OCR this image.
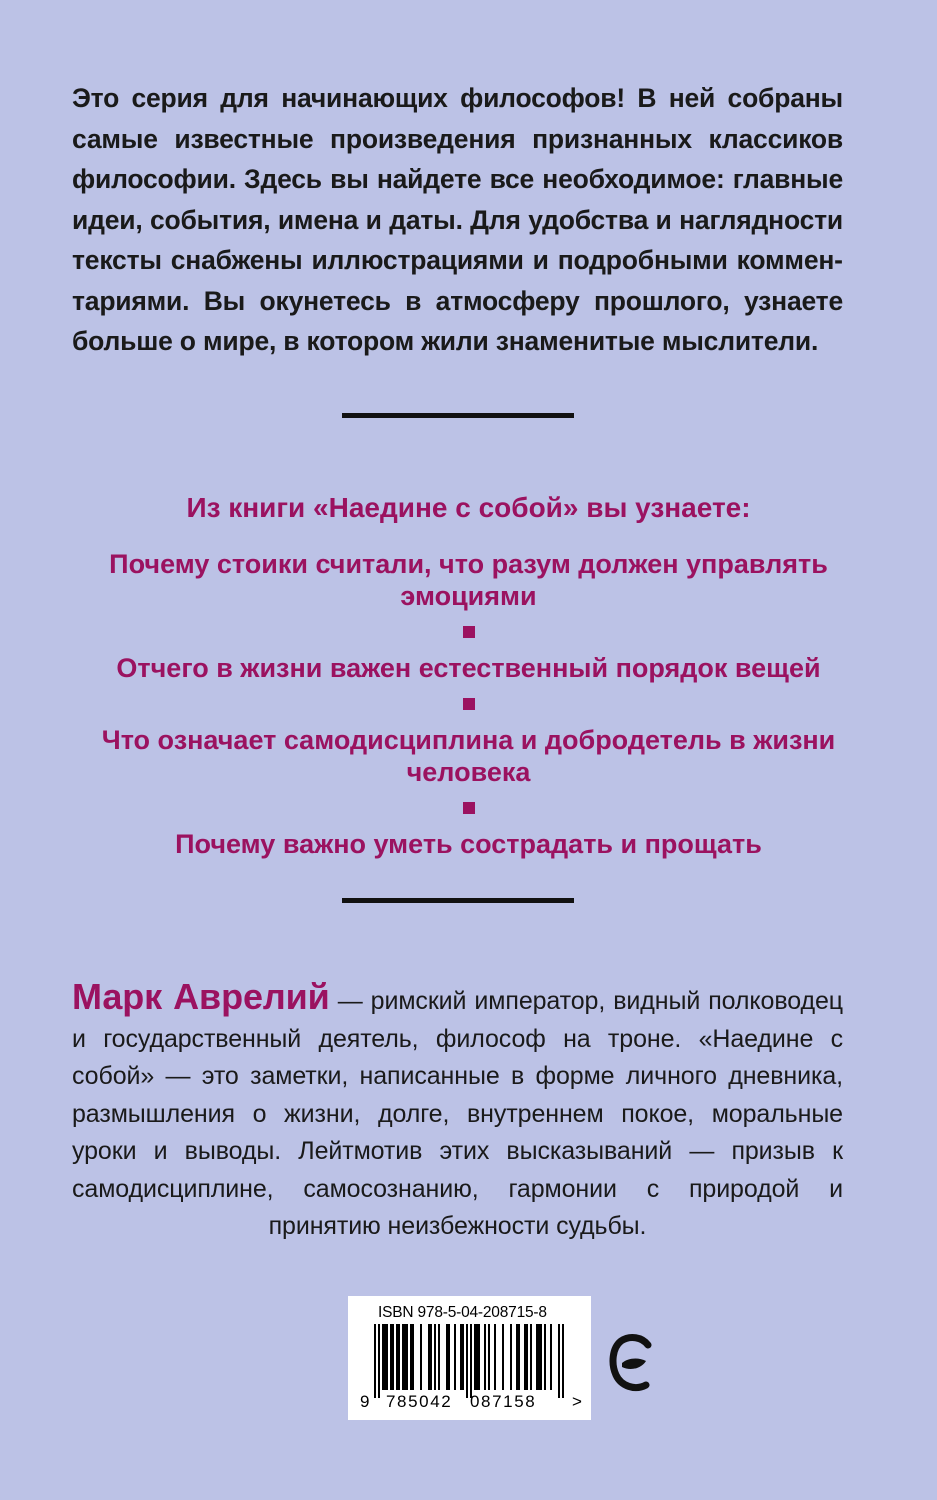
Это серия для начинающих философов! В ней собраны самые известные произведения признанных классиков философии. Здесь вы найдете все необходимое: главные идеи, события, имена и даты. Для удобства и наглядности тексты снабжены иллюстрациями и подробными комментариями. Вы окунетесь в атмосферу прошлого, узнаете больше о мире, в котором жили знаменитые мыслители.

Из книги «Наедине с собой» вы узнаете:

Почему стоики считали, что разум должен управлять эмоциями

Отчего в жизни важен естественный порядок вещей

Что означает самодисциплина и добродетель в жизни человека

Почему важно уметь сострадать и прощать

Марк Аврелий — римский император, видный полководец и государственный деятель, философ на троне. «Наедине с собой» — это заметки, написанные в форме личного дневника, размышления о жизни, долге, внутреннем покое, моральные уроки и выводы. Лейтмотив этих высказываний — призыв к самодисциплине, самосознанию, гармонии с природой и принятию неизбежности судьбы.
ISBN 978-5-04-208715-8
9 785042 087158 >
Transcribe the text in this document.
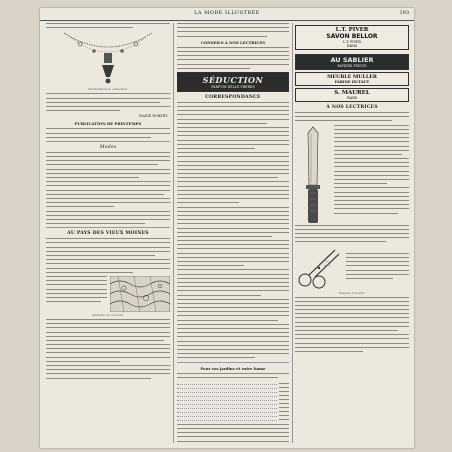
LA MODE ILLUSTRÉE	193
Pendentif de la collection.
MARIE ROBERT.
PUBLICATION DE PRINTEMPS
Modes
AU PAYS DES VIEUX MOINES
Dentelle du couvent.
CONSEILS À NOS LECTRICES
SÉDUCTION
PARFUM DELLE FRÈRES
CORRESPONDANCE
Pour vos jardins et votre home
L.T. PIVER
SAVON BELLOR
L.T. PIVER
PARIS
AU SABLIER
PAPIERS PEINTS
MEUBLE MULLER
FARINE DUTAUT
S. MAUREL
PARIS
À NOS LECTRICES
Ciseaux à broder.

......

**WHAT YOU ARE ASKED TO DO**
Report each line of the material above where the word "жизни" appears.

**RESPONSE TO THIS EXERCISE**
Отчего в жизни важен естественный порядок вещей
Что означает самодисциплина и добродетель в жизни человека
Марк Аврелий — римский император, видный полководец и государственный деятель, философ на троне. «Наедине с собой» — это заметки, написанные в форме личного дневника, размышления о жизни, долге, внутреннем покое, моральные уроки и выводы. Лейтмотив этих высказываний — призыв к самодисциплине, самосознанию, гармонии с природой и принятию неизбежности судьбы.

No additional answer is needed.